> Exercise prompt
Using the records below, report how many lines hold "汇帮图片处理器", with no extra text.

> Available records
================
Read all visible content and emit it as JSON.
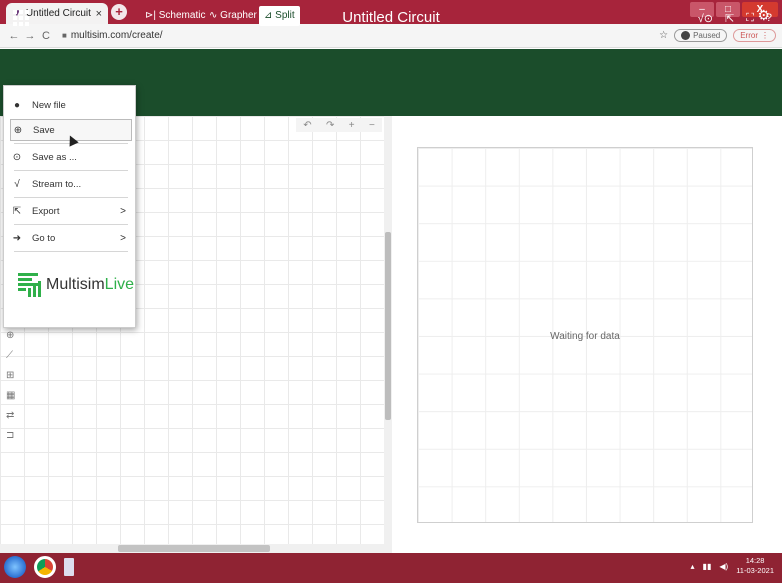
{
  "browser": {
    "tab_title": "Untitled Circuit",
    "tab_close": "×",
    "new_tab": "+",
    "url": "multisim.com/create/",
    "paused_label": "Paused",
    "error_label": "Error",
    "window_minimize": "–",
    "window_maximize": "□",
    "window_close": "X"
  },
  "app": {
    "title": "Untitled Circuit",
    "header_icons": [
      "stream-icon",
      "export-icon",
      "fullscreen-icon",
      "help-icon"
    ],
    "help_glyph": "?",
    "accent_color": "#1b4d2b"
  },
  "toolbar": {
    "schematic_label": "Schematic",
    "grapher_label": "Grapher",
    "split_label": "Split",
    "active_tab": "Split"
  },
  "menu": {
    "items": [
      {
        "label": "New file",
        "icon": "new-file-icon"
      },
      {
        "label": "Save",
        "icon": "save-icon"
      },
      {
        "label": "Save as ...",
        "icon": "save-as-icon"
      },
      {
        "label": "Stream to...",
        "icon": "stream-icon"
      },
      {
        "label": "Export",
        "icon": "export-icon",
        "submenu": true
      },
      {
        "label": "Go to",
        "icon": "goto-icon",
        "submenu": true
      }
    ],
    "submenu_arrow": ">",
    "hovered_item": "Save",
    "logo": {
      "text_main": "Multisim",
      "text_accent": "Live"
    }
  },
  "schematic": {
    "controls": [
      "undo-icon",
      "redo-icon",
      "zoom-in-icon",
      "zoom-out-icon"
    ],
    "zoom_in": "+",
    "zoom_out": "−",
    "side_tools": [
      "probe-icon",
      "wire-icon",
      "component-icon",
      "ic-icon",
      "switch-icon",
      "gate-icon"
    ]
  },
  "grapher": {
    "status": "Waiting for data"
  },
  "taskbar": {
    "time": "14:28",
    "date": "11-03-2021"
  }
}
================
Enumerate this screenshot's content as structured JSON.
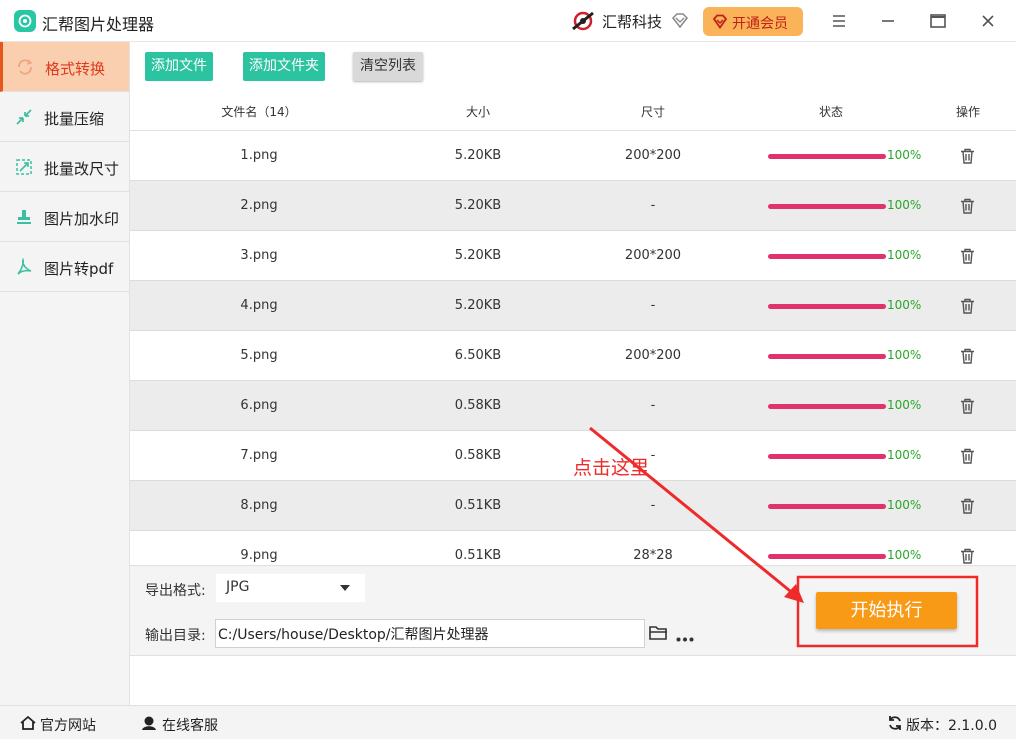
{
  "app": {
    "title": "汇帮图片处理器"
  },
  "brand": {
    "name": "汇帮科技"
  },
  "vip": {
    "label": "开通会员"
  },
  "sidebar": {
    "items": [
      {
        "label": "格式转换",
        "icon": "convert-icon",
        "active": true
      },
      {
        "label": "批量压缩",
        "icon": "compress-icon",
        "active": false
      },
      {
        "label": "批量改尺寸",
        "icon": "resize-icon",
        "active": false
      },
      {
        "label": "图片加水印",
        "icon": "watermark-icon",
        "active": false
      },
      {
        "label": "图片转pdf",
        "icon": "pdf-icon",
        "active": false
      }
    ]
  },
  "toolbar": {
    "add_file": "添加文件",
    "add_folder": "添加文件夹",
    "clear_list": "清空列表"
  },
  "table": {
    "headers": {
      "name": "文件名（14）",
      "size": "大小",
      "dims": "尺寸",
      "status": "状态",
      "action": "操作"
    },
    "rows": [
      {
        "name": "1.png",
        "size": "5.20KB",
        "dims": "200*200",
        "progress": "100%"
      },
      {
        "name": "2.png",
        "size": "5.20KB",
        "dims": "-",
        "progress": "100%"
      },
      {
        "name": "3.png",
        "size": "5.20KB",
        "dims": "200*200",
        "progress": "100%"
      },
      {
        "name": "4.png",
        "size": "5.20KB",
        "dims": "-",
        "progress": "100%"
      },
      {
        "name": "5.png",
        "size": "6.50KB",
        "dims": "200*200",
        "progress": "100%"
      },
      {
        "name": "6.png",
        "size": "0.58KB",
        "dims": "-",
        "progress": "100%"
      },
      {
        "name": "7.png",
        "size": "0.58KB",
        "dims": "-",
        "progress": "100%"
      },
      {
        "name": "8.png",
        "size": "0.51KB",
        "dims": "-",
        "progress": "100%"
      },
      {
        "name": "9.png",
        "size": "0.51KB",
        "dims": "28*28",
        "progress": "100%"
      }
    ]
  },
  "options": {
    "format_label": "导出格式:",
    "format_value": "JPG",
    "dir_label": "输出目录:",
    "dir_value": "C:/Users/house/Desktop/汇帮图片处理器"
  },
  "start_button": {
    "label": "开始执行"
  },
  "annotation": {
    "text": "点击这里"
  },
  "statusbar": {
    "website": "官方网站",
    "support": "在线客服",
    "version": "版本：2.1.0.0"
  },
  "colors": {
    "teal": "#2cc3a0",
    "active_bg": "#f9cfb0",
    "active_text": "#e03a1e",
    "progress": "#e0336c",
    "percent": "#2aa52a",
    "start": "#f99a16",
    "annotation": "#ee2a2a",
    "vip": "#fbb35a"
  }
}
================
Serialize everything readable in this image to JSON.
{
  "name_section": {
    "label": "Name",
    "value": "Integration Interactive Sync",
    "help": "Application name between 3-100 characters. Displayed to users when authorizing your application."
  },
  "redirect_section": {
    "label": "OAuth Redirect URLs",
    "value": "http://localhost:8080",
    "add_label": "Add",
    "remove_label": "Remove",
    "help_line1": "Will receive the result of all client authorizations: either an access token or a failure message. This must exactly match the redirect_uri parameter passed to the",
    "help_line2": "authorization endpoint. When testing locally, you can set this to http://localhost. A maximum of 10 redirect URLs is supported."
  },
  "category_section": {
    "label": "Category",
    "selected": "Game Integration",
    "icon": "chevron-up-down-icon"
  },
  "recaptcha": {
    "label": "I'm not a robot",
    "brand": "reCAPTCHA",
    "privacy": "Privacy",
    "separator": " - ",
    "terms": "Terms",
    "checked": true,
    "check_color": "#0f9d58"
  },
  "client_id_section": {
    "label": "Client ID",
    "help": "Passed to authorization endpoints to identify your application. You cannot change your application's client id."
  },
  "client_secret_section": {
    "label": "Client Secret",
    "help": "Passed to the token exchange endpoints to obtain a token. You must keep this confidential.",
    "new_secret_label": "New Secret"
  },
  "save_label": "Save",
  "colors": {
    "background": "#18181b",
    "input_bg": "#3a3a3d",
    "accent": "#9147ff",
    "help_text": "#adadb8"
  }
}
================
> Exercise solution
2